**TASK DESCRIPTION:**
Separate out the lines that hold "JSON".
################
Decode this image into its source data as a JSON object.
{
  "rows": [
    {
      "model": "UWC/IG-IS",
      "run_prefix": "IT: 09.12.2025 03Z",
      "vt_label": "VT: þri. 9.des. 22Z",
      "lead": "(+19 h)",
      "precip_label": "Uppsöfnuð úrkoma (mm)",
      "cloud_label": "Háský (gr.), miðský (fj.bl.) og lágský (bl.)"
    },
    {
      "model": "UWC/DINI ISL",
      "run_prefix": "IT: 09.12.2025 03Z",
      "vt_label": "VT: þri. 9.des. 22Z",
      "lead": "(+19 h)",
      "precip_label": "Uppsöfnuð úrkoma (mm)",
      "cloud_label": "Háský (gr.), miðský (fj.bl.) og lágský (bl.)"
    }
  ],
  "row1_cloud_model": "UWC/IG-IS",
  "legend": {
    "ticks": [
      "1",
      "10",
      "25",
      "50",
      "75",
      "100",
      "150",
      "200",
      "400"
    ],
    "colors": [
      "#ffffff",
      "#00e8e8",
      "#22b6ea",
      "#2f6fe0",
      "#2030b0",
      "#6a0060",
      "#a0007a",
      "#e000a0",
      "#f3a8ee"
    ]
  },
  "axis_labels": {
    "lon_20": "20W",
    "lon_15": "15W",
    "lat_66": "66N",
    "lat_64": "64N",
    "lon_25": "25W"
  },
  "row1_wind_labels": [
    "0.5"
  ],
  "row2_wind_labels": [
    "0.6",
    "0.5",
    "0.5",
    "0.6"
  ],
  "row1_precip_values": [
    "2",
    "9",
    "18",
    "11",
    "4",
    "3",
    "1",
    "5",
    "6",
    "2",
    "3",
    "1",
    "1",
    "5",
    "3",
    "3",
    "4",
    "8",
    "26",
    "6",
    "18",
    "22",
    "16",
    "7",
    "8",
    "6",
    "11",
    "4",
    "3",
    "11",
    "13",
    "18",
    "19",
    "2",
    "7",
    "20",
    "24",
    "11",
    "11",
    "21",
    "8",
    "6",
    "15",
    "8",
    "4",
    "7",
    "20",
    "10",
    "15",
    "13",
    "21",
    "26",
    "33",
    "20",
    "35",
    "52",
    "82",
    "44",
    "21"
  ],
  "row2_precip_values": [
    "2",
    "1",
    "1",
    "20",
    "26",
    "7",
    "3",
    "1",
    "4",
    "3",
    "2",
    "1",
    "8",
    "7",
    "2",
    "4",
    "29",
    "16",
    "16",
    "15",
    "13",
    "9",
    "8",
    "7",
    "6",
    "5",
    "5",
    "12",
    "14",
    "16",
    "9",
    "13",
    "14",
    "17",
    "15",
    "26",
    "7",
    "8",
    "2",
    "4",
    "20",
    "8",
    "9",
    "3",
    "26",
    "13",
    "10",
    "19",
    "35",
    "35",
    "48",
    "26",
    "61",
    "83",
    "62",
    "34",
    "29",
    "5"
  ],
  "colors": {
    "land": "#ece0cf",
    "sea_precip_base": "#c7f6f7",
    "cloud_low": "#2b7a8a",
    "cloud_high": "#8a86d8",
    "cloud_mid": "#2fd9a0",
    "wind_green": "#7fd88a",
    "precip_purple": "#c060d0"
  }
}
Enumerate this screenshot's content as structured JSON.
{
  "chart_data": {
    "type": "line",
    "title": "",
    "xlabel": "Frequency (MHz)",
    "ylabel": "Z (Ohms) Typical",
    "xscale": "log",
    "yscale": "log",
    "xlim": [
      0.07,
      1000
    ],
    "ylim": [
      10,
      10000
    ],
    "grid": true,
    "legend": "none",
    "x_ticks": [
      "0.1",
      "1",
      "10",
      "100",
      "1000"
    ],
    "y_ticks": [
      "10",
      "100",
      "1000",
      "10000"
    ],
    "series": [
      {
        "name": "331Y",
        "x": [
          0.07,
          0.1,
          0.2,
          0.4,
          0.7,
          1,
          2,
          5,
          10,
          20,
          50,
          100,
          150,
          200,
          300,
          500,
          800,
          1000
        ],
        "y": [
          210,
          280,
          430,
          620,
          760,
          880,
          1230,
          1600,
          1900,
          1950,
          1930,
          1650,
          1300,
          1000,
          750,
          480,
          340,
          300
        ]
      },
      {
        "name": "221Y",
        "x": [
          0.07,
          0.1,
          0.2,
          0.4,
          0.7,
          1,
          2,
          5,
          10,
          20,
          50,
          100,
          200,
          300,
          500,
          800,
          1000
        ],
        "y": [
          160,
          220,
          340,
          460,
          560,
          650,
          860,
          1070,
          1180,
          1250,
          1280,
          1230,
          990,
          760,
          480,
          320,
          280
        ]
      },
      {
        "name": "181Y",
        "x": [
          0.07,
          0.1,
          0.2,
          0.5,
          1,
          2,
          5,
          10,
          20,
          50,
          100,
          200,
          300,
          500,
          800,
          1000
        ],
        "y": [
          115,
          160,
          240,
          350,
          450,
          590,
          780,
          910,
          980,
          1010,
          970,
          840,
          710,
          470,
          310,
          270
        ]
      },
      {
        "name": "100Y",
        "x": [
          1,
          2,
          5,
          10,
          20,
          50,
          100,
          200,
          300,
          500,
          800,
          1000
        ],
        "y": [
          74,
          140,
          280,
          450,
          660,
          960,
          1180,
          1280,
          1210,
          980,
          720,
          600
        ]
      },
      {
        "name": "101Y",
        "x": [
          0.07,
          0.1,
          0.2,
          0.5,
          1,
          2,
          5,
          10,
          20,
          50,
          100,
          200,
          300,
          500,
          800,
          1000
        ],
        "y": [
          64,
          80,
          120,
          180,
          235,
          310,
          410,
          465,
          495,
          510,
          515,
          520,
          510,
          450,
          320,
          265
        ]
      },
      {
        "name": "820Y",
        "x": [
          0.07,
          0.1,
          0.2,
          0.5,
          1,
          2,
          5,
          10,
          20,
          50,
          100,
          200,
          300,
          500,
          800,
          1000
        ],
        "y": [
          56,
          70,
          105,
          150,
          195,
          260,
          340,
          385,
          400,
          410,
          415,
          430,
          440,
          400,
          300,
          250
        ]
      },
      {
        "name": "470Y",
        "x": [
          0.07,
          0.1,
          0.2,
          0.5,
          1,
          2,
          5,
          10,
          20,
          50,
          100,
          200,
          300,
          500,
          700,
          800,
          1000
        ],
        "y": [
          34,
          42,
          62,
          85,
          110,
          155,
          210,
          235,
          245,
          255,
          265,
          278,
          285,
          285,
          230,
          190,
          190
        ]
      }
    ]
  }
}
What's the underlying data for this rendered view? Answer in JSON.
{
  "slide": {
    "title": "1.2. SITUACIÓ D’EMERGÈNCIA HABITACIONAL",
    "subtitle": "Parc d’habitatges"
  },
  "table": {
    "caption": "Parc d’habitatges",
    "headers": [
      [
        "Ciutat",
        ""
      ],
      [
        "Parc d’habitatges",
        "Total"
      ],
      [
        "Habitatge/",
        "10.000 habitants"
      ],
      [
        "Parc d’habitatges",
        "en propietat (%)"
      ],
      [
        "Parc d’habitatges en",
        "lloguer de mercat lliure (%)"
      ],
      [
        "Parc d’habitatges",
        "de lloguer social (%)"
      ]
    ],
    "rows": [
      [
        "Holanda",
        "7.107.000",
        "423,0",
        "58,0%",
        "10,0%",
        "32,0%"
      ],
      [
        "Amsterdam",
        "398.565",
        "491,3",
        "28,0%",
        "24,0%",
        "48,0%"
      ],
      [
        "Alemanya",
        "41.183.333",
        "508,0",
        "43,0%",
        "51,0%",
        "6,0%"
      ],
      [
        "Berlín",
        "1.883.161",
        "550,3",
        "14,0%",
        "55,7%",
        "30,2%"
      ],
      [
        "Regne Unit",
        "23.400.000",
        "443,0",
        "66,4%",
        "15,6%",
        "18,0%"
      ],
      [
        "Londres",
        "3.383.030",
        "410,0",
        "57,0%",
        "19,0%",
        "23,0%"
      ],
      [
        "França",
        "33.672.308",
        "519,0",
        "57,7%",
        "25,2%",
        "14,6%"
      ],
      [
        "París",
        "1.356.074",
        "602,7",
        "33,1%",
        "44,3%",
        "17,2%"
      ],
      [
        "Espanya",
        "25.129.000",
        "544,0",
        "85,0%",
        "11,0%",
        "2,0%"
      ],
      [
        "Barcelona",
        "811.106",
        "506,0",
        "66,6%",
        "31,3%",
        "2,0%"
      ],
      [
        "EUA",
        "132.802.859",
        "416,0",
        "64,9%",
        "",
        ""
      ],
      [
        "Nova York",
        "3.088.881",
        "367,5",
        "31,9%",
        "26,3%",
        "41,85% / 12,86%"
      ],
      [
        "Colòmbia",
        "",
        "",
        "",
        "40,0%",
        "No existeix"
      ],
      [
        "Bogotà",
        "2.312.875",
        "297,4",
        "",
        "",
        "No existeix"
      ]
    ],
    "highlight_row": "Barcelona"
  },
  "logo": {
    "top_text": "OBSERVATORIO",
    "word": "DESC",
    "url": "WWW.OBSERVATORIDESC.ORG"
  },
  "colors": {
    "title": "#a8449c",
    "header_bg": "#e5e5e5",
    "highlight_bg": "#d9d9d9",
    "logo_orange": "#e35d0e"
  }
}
################
**OUTPUT OF THE EXERCISE:**
Decode this image into its source data as a JSON object.
Enumerate this screenshot's content as structured JSON.
What's the underlying data for this rendered view? Answer in JSON.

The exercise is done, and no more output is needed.